* What you should do *
The records below hold pictures; please leave those out and retype the rest exactly.

* Records to process *
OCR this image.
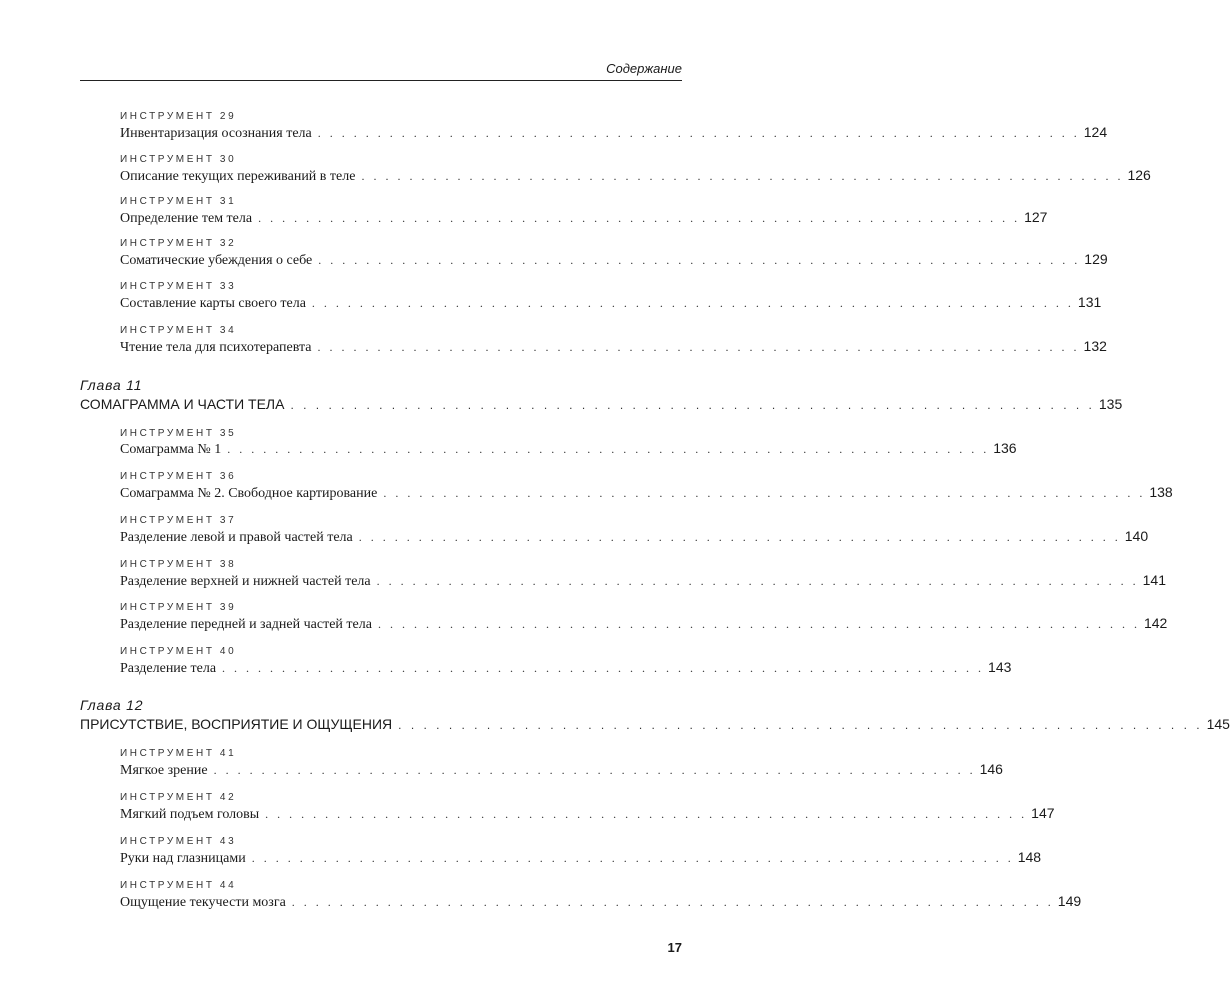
Содержание
ИНСТРУМЕНТ 29
Инвентаризация осознания тела . . . . . . . . . . . . . . . . . . . . . . . . . . . . . . . . . . . . . . . . . . . . . . . . . . . . . . . . . . . . . . . . 124
ИНСТРУМЕНТ 30
Описание текущих переживаний в теле . . . . . . . . . . . . . . . . . . . . . . . . . . . . . . . . . . . . . . . . . . . . . . . . . . . . . . . . . . . . . . . . 126
ИНСТРУМЕНТ 31
Определение тем тела . . . . . . . . . . . . . . . . . . . . . . . . . . . . . . . . . . . . . . . . . . . . . . . . . . . . . . . . . . . . . . . . 127
ИНСТРУМЕНТ 32
Соматические убеждения о себе . . . . . . . . . . . . . . . . . . . . . . . . . . . . . . . . . . . . . . . . . . . . . . . . . . . . . . . . . . . . . . . . 129
ИНСТРУМЕНТ 33
Составление карты своего тела . . . . . . . . . . . . . . . . . . . . . . . . . . . . . . . . . . . . . . . . . . . . . . . . . . . . . . . . . . . . . . . . 131
ИНСТРУМЕНТ 34
Чтение тела для психотерапевта . . . . . . . . . . . . . . . . . . . . . . . . . . . . . . . . . . . . . . . . . . . . . . . . . . . . . . . . . . . . . . . . 132
Глава 11
СОМАГРАММА И ЧАСТИ ТЕЛА . . . . . . . . . . . . . . . . . . . . . . . . . . . . . . . . . . . . . . . . . . . . . . . . . . . . . . . . . . . . . . . . 135
ИНСТРУМЕНТ 35
Сомаграмма № 1 . . . . . . . . . . . . . . . . . . . . . . . . . . . . . . . . . . . . . . . . . . . . . . . . . . . . . . . . . . . . . . . . 136
ИНСТРУМЕНТ 36
Сомаграмма № 2. Свободное картирование . . . . . . . . . . . . . . . . . . . . . . . . . . . . . . . . . . . . . . . . . . . . . . . . . . . . . . . . . . . . . . . . 138
ИНСТРУМЕНТ 37
Разделение левой и правой частей тела . . . . . . . . . . . . . . . . . . . . . . . . . . . . . . . . . . . . . . . . . . . . . . . . . . . . . . . . . . . . . . . . 140
ИНСТРУМЕНТ 38
Разделение верхней и нижней частей тела . . . . . . . . . . . . . . . . . . . . . . . . . . . . . . . . . . . . . . . . . . . . . . . . . . . . . . . . . . . . . . . . 141
ИНСТРУМЕНТ 39
Разделение передней и задней частей тела . . . . . . . . . . . . . . . . . . . . . . . . . . . . . . . . . . . . . . . . . . . . . . . . . . . . . . . . . . . . . . . . 142
ИНСТРУМЕНТ 40
Разделение тела . . . . . . . . . . . . . . . . . . . . . . . . . . . . . . . . . . . . . . . . . . . . . . . . . . . . . . . . . . . . . . . . 143
Глава 12
ПРИСУТСТВИЕ, ВОСПРИЯТИЕ И ОЩУЩЕНИЯ . . . . . . . . . . . . . . . . . . . . . . . . . . . . . . . . . . . . . . . . . . . . . . . . . . . . . . . . . . . . . . . . 145
ИНСТРУМЕНТ 41
Мягкое зрение . . . . . . . . . . . . . . . . . . . . . . . . . . . . . . . . . . . . . . . . . . . . . . . . . . . . . . . . . . . . . . . . 146
ИНСТРУМЕНТ 42
Мягкий подъем головы . . . . . . . . . . . . . . . . . . . . . . . . . . . . . . . . . . . . . . . . . . . . . . . . . . . . . . . . . . . . . . . . 147
ИНСТРУМЕНТ 43
Руки над глазницами . . . . . . . . . . . . . . . . . . . . . . . . . . . . . . . . . . . . . . . . . . . . . . . . . . . . . . . . . . . . . . . . 148
ИНСТРУМЕНТ 44
Ощущение текучести мозга . . . . . . . . . . . . . . . . . . . . . . . . . . . . . . . . . . . . . . . . . . . . . . . . . . . . . . . . . . . . . . . . 149
17
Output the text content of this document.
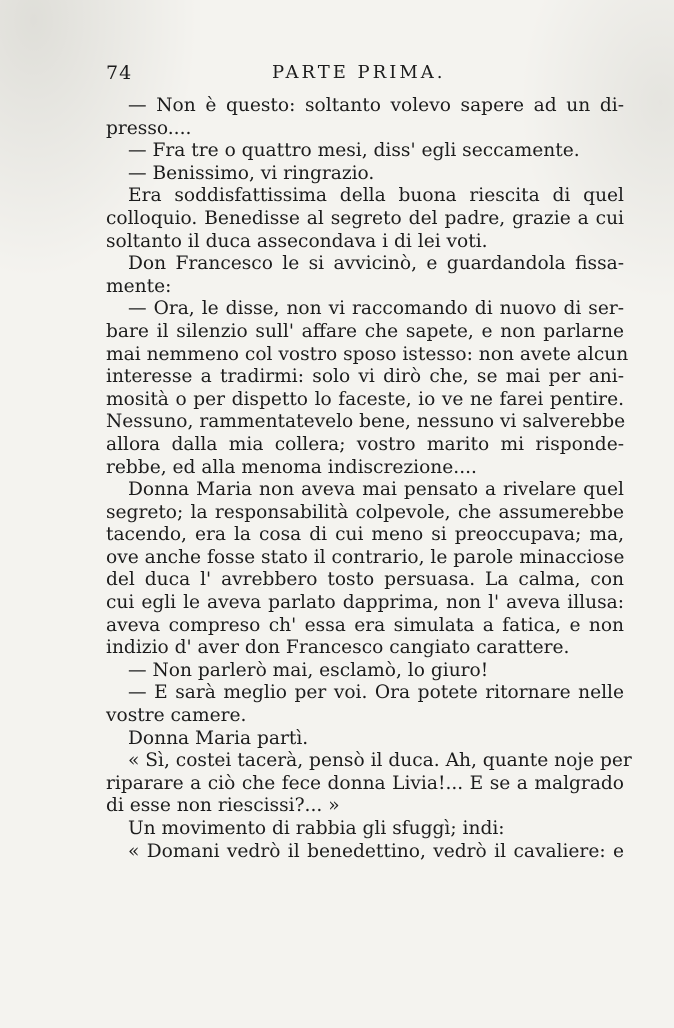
74	PARTE PRIMA.
— Non è questo: soltanto volevo sapere ad un di-
presso....
— Fra tre o quattro mesi, diss' egli seccamente.
— Benissimo, vi ringrazio.
Era soddisfattissima della buona riescita di quel
colloquio. Benedisse al segreto del padre, grazie a cui
soltanto il duca assecondava i di lei voti.
Don Francesco le si avvicinò, e guardandola fissa-
mente:
— Ora, le disse, non vi raccomando di nuovo di ser-
bare il silenzio sull' affare che sapete, e non parlarne
mai nemmeno col vostro sposo istesso: non avete alcun
interesse a tradirmi: solo vi dirò che, se mai per ani-
mosità o per dispetto lo faceste, io ve ne farei pentire.
Nessuno, rammentatevelo bene, nessuno vi salverebbe
allora dalla mia collera; vostro marito mi risponde-
rebbe, ed alla menoma indiscrezione....
Donna Maria non aveva mai pensato a rivelare quel
segreto; la responsabilità colpevole, che assumerebbe
tacendo, era la cosa di cui meno si preoccupava; ma,
ove anche fosse stato il contrario, le parole minacciose
del duca l' avrebbero tosto persuasa. La calma, con
cui egli le aveva parlato dapprima, non l' aveva illusa:
aveva compreso ch' essa era simulata a fatica, e non
indizio d' aver don Francesco cangiato carattere.
— Non parlerò mai, esclamò, lo giuro!
— E sarà meglio per voi. Ora potete ritornare nelle
vostre camere.
Donna Maria partì.
« Sì, costei tacerà, pensò il duca. Ah, quante noje per
riparare a ciò che fece donna Livia!... E se a malgrado
di esse non riescissi?... »
Un movimento di rabbia gli sfuggì; indi:
« Domani vedrò il benedettino, vedrò il cavaliere: e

* Complete response *
OCR this image.
Содержание
ИНСТРУМЕНТ 29
Инвентаризация осознания тела . . . . . . . . . . . . . . . . . . . . . . . . . . . . . . . . . . . . . . . . . . . . . . . . . . . . . . . . . . . . . . . . 124
ИНСТРУМЕНТ 30
Описание текущих переживаний в теле . . . . . . . . . . . . . . . . . . . . . . . . . . . . . . . . . . . . . . . . . . . . . . . . . . . . . . . . . . . . . . . . 126
ИНСТРУМЕНТ 31
Определение тем тела . . . . . . . . . . . . . . . . . . . . . . . . . . . . . . . . . . . . . . . . . . . . . . . . . . . . . . . . . . . . . . . . 127
ИНСТРУМЕНТ 32
Соматические убеждения о себе . . . . . . . . . . . . . . . . . . . . . . . . . . . . . . . . . . . . . . . . . . . . . . . . . . . . . . . . . . . . . . . . 129
ИНСТРУМЕНТ 33
Составление карты своего тела . . . . . . . . . . . . . . . . . . . . . . . . . . . . . . . . . . . . . . . . . . . . . . . . . . . . . . . . . . . . . . . . 131
ИНСТРУМЕНТ 34
Чтение тела для психотерапевта . . . . . . . . . . . . . . . . . . . . . . . . . . . . . . . . . . . . . . . . . . . . . . . . . . . . . . . . . . . . . . . . 132
Глава 11
СОМАГРАММА И ЧАСТИ ТЕЛА . . . . . . . . . . . . . . . . . . . . . . . . . . . . . . . . . . . . . . . . . . . . . . . . . . . . . . . . . . . . . . . . 135
ИНСТРУМЕНТ 35
Сомаграмма № 1 . . . . . . . . . . . . . . . . . . . . . . . . . . . . . . . . . . . . . . . . . . . . . . . . . . . . . . . . . . . . . . . . 136
ИНСТРУМЕНТ 36
Сомаграмма № 2. Свободное картирование . . . . . . . . . . . . . . . . . . . . . . . . . . . . . . . . . . . . . . . . . . . . . . . . . . . . . . . . . . . . . . . . 138
ИНСТРУМЕНТ 37
Разделение левой и правой частей тела . . . . . . . . . . . . . . . . . . . . . . . . . . . . . . . . . . . . . . . . . . . . . . . . . . . . . . . . . . . . . . . . 140
ИНСТРУМЕНТ 38
Разделение верхней и нижней частей тела . . . . . . . . . . . . . . . . . . . . . . . . . . . . . . . . . . . . . . . . . . . . . . . . . . . . . . . . . . . . . . . . 141
ИНСТРУМЕНТ 39
Разделение передней и задней частей тела . . . . . . . . . . . . . . . . . . . . . . . . . . . . . . . . . . . . . . . . . . . . . . . . . . . . . . . . . . . . . . . . 142
ИНСТРУМЕНТ 40
Разделение тела . . . . . . . . . . . . . . . . . . . . . . . . . . . . . . . . . . . . . . . . . . . . . . . . . . . . . . . . . . . . . . . . 143
Глава 12
ПРИСУТСТВИЕ, ВОСПРИЯТИЕ И ОЩУЩЕНИЯ . . . . . . . . . . . . . . . . . . . . . . . . . . . . . . . . . . . . . . . . . . . . . . . . . . . . . . . . . . . . . . . . 145
ИНСТРУМЕНТ 41
Мягкое зрение . . . . . . . . . . . . . . . . . . . . . . . . . . . . . . . . . . . . . . . . . . . . . . . . . . . . . . . . . . . . . . . . 146
ИНСТРУМЕНТ 42
Мягкий подъем головы . . . . . . . . . . . . . . . . . . . . . . . . . . . . . . . . . . . . . . . . . . . . . . . . . . . . . . . . . . . . . . . . 147
ИНСТРУМЕНТ 43
Руки над глазницами . . . . . . . . . . . . . . . . . . . . . . . . . . . . . . . . . . . . . . . . . . . . . . . . . . . . . . . . . . . . . . . . 148
ИНСТРУМЕНТ 44
Ощущение текучести мозга . . . . . . . . . . . . . . . . . . . . . . . . . . . . . . . . . . . . . . . . . . . . . . . . . . . . . . . . . . . . . . . . 149
17
Output the text content of this document.
74	PARTE PRIMA.
— Non è questo: soltanto volevo sapere ad un di-
presso....
— Fra tre o quattro mesi, diss' egli seccamente.
— Benissimo, vi ringrazio.
Era soddisfattissima della buona riescita di quel
colloquio. Benedisse al segreto del padre, grazie a cui
soltanto il duca assecondava i di lei voti.
Don Francesco le si avvicinò, e guardandola fissa-
mente:
— Ora, le disse, non vi raccomando di nuovo di ser-
bare il silenzio sull' affare che sapete, e non parlarne
mai nemmeno col vostro sposo istesso: non avete alcun
interesse a tradirmi: solo vi dirò che, se mai per ani-
mosità o per dispetto lo faceste, io ve ne farei pentire.
Nessuno, rammentatevelo bene, nessuno vi salverebbe
allora dalla mia collera; vostro marito mi risponde-
rebbe, ed alla menoma indiscrezione....
Donna Maria non aveva mai pensato a rivelare quel
segreto; la responsabilità colpevole, che assumerebbe
tacendo, era la cosa di cui meno si preoccupava; ma,
ove anche fosse stato il contrario, le parole minacciose
del duca l' avrebbero tosto persuasa. La calma, con
cui egli le aveva parlato dapprima, non l' aveva illusa:
aveva compreso ch' essa era simulata a fatica, e non
indizio d' aver don Francesco cangiato carattere.
— Non parlerò mai, esclamò, lo giuro!
— E sarà meglio per voi. Ora potete ritornare nelle
vostre camere.
Donna Maria partì.
« Sì, costei tacerà, pensò il duca. Ah, quante noje per
riparare a ciò che fece donna Livia!... E se a malgrado
di esse non riescissi?... »
Un movimento di rabbia gli sfuggì; indi:
« Domani vedrò il benedettino, vedrò il cavaliere: e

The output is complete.